Task objective.
Locate each line below that includes "quantitativer" and reproduce it.

— start of Supplied records —

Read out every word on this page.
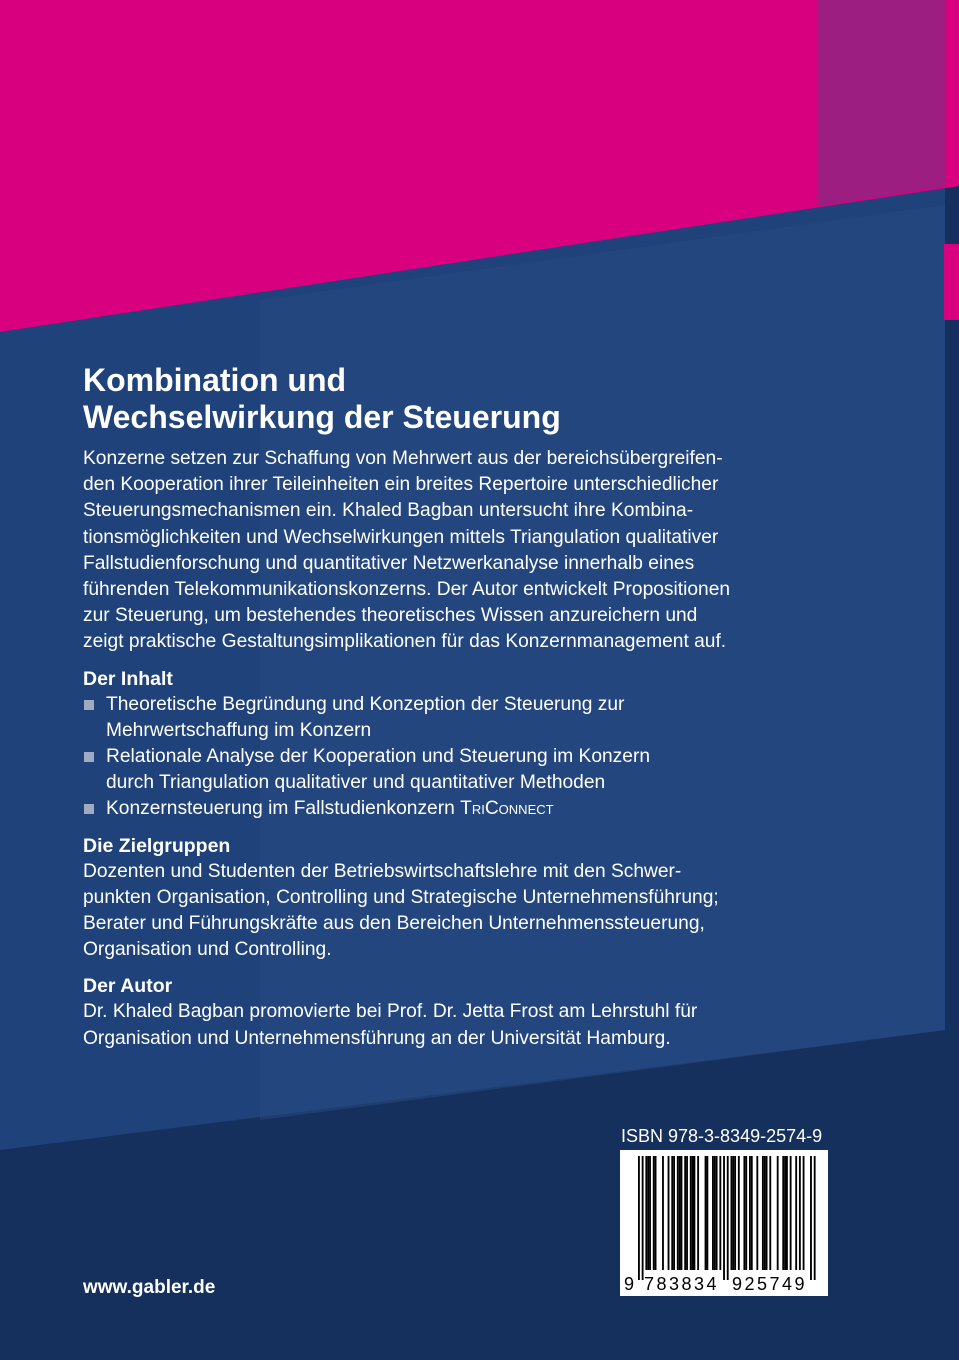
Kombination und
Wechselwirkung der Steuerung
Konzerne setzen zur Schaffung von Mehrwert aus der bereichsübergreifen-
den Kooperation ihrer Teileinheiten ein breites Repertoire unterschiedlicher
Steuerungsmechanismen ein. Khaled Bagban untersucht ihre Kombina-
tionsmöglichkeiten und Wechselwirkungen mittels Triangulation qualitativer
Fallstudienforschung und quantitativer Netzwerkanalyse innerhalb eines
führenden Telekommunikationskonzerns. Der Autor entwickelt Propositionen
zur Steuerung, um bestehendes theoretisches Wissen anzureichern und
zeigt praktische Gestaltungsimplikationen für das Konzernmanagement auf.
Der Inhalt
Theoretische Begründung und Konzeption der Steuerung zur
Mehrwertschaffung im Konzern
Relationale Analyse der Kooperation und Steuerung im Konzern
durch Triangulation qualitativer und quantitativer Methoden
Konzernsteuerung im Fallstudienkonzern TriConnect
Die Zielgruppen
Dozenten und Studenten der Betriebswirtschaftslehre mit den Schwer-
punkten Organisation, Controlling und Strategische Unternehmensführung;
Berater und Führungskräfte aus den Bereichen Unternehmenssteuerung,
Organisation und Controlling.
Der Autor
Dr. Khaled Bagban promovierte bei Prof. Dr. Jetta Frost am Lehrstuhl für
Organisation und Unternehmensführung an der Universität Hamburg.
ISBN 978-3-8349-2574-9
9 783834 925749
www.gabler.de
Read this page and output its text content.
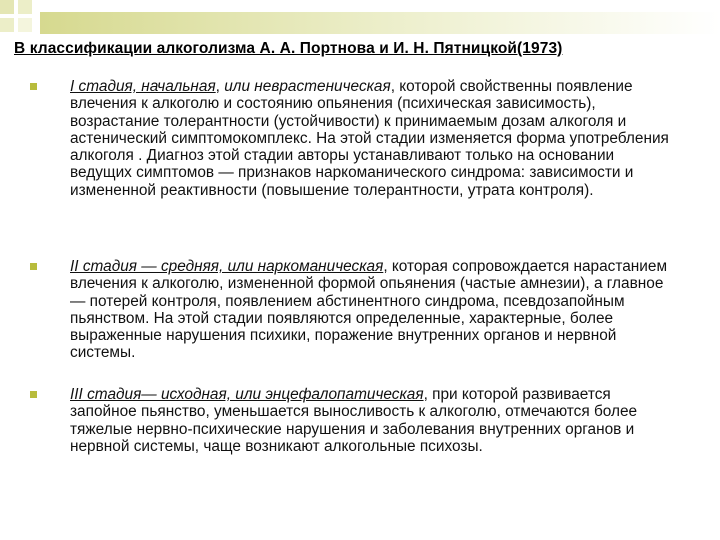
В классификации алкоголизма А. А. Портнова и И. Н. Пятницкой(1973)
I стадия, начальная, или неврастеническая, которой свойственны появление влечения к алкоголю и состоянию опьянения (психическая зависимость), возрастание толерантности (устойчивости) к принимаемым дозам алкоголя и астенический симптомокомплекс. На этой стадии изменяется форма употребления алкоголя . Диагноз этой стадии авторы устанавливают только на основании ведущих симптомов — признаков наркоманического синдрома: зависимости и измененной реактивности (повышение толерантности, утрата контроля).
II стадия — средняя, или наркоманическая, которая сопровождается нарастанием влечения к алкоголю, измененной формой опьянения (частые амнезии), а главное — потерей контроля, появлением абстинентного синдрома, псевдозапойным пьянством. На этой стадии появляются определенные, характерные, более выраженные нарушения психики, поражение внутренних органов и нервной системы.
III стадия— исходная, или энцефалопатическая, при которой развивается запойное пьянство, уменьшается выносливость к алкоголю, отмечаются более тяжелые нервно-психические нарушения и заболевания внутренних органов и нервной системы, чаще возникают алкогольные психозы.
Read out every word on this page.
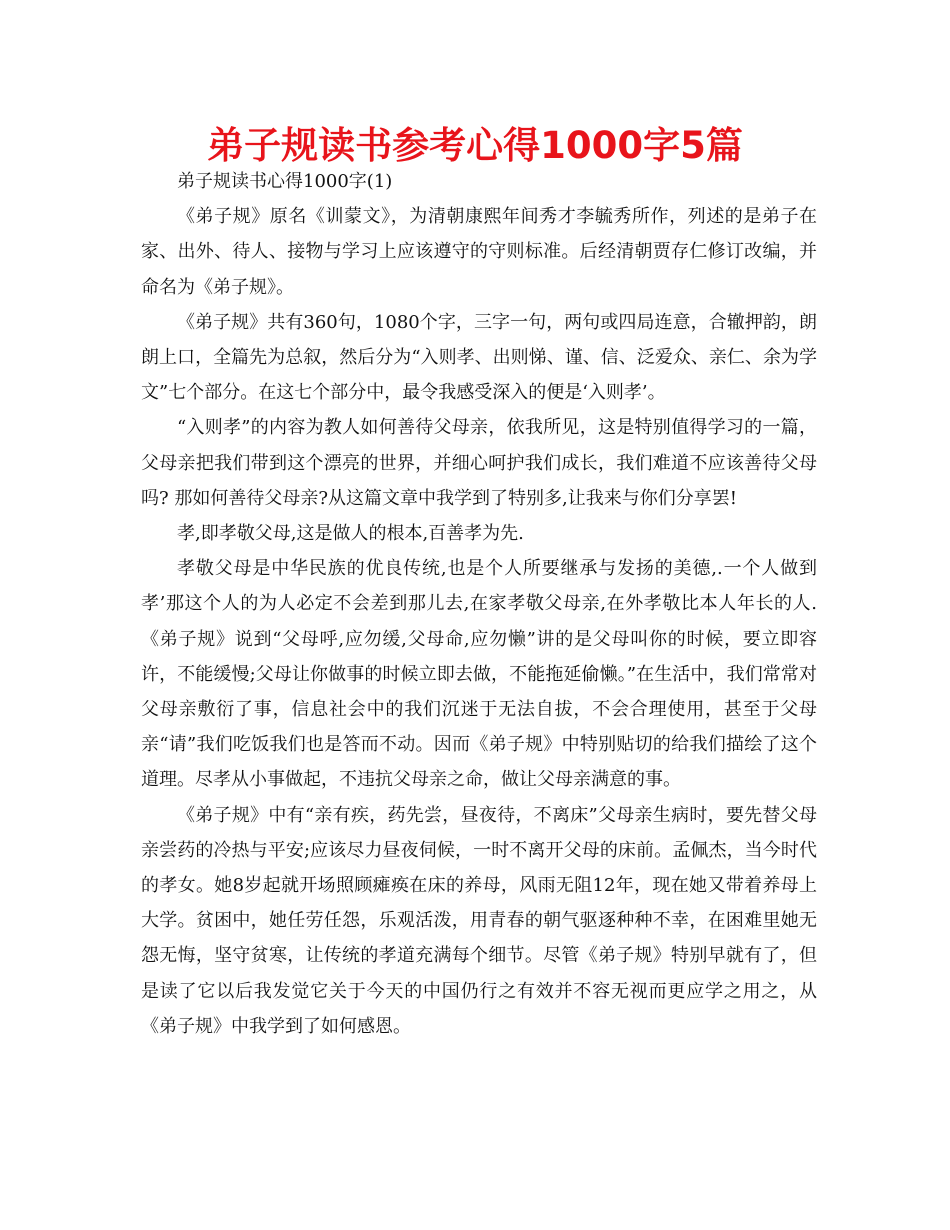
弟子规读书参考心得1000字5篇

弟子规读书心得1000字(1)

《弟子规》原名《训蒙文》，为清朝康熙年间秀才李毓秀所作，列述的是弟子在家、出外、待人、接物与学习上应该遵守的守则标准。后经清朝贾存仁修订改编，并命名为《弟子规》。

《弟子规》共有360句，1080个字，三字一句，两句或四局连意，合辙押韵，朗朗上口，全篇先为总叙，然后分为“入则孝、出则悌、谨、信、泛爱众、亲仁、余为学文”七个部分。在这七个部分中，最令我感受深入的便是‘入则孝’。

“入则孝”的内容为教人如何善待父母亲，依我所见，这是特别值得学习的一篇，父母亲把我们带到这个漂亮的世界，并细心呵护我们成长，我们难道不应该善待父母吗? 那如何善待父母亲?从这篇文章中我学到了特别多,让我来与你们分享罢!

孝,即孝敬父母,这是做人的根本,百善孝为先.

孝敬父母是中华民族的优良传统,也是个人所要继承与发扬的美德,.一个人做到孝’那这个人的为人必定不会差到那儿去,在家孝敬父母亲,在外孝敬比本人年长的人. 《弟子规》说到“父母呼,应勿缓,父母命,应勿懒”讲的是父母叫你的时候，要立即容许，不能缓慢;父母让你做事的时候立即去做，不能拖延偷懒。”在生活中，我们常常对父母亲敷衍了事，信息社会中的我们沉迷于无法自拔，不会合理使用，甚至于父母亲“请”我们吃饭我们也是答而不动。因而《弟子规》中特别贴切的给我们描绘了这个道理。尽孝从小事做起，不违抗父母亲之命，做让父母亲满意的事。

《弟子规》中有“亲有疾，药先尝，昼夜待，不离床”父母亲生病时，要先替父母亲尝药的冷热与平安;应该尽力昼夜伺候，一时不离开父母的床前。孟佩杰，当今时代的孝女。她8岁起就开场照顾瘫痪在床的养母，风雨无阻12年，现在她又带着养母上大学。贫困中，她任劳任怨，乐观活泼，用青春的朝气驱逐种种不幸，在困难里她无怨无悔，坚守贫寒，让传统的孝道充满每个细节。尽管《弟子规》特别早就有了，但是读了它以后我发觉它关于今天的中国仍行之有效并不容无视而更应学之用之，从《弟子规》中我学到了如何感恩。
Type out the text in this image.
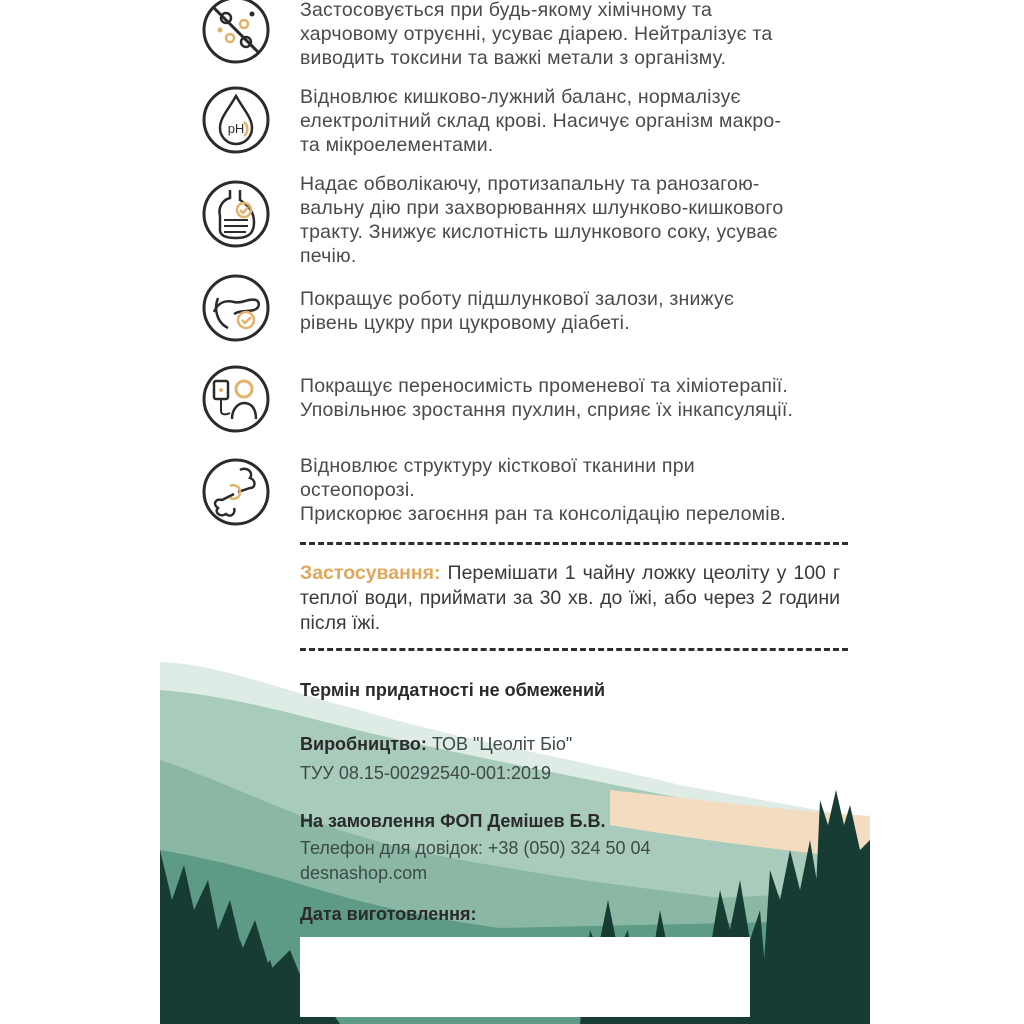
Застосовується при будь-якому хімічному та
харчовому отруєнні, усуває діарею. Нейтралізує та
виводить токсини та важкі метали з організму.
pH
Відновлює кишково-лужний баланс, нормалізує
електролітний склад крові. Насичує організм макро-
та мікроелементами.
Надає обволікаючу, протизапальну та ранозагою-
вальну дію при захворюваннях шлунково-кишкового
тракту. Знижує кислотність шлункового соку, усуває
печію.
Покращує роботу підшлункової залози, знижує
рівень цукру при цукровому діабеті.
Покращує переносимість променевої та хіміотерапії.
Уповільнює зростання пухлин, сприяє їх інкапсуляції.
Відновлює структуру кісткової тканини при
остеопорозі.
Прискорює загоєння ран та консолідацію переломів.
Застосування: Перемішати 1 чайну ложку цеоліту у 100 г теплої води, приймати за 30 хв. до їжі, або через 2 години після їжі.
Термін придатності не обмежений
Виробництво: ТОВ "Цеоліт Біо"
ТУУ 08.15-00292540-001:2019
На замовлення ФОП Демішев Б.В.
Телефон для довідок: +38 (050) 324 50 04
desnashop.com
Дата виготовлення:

— end of Supplied records —

Full answer.
Fallstudienforschung und quantitativer Netzwerkanalyse innerhalb eines
durch Triangulation qualitativer und quantitativer Methoden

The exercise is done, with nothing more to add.